The problem | Make an exact copy of each entry, leaving out every picture.

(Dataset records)
=======
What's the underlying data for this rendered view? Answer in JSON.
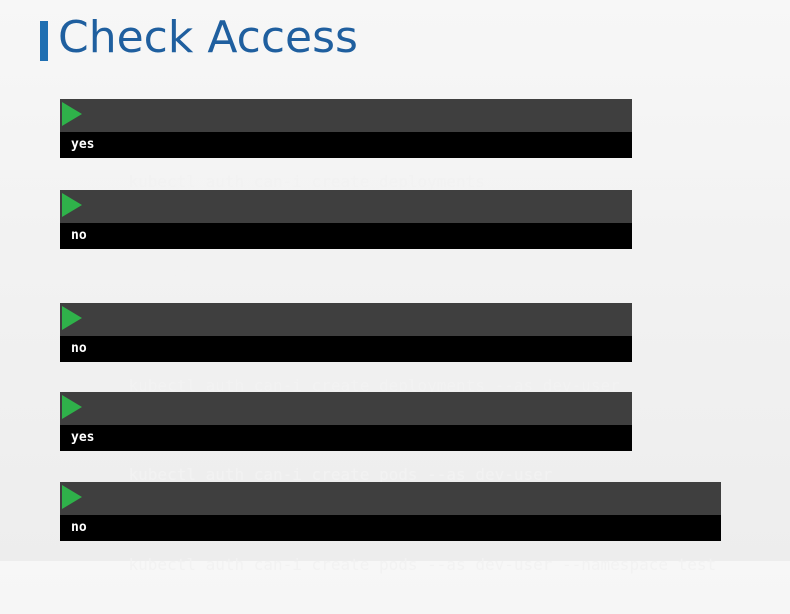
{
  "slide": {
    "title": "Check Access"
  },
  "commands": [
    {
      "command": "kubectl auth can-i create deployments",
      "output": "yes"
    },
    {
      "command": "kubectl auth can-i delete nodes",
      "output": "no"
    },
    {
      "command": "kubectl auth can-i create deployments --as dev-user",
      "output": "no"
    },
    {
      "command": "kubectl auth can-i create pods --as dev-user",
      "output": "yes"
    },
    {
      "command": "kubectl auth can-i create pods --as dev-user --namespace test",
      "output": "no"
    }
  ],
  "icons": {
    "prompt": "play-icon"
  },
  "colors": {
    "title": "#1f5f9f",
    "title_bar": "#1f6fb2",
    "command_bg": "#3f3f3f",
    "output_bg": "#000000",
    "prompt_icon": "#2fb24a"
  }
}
=======
Expected output |
What's the underlying data for this rendered view? Answer in JSON.
{
  "slide": {
    "title": "Check Access"
  },
  "commands": [
    {
      "command": "kubectl auth can-i create deployments",
      "output": "yes"
    },
    {
      "command": "kubectl auth can-i delete nodes",
      "output": "no"
    },
    {
      "command": "kubectl auth can-i create deployments --as dev-user",
      "output": "no"
    },
    {
      "command": "kubectl auth can-i create pods --as dev-user",
      "output": "yes"
    },
    {
      "command": "kubectl auth can-i create pods --as dev-user --namespace test",
      "output": "no"
    }
  ],
  "icons": {
    "prompt": "play-icon"
  },
  "colors": {
    "title": "#1f5f9f",
    "title_bar": "#1f6fb2",
    "command_bg": "#3f3f3f",
    "output_bg": "#000000",
    "prompt_icon": "#2fb24a"
  }
}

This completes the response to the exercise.